*Problem*
Output nothing but the number of lines that include the word "ABCD".

▶

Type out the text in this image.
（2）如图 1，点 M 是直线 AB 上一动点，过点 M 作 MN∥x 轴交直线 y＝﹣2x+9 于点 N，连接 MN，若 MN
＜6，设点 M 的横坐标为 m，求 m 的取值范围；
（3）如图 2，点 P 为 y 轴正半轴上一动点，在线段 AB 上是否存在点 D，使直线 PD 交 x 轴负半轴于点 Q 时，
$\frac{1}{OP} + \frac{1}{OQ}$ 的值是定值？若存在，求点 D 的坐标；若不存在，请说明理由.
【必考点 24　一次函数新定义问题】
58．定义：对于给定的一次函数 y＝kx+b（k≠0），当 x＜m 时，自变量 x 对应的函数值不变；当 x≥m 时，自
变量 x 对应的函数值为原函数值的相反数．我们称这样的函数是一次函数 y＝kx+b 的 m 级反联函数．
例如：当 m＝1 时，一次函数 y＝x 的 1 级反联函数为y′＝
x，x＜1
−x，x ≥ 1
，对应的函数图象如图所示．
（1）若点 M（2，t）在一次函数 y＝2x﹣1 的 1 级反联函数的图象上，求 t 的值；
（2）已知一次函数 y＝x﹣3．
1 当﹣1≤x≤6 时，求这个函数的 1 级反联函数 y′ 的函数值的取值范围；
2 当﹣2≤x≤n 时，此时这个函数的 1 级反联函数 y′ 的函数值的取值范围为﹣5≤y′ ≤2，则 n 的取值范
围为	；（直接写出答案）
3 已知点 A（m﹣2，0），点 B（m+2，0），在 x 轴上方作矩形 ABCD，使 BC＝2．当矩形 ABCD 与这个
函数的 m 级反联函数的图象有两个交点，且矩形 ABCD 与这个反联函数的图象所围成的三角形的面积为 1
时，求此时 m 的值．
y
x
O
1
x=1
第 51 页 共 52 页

◀

*The reply*
2